• [Exercise details]: Only the pictures are omitted; repeat all other data exactly.

• [Material provided]:
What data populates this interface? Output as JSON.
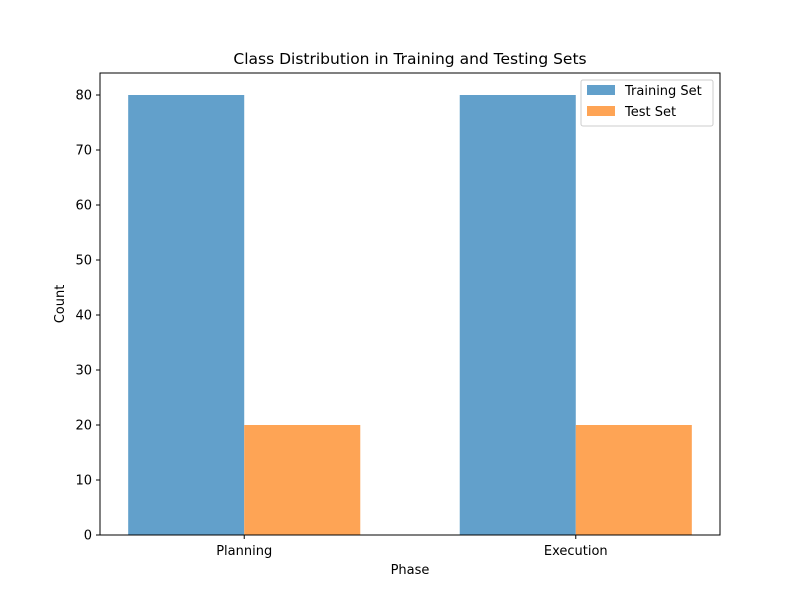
{
  "chart_data": {
    "type": "bar",
    "title": "Class Distribution in Training and Testing Sets",
    "xlabel": "Phase",
    "ylabel": "Count",
    "categories": [
      "Planning",
      "Execution"
    ],
    "series": [
      {
        "name": "Training Set",
        "values": [
          80,
          80
        ],
        "color": "#62a0cb"
      },
      {
        "name": "Test Set",
        "values": [
          20,
          20
        ],
        "color": "#fea455"
      }
    ],
    "ylim": [
      0,
      84
    ],
    "yticks": [
      0,
      10,
      20,
      30,
      40,
      50,
      60,
      70,
      80
    ],
    "grid": false,
    "legend_position": "top-right"
  }
}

• [Response to this exercise]:
What data populates this interface? Output as JSON.
{
  "chart_data": {
    "type": "bar",
    "title": "Class Distribution in Training and Testing Sets",
    "xlabel": "Phase",
    "ylabel": "Count",
    "categories": [
      "Planning",
      "Execution"
    ],
    "series": [
      {
        "name": "Training Set",
        "values": [
          80,
          80
        ],
        "color": "#62a0cb"
      },
      {
        "name": "Test Set",
        "values": [
          20,
          20
        ],
        "color": "#fea455"
      }
    ],
    "ylim": [
      0,
      84
    ],
    "yticks": [
      0,
      10,
      20,
      30,
      40,
      50,
      60,
      70,
      80
    ],
    "grid": false,
    "legend_position": "top-right"
  }
}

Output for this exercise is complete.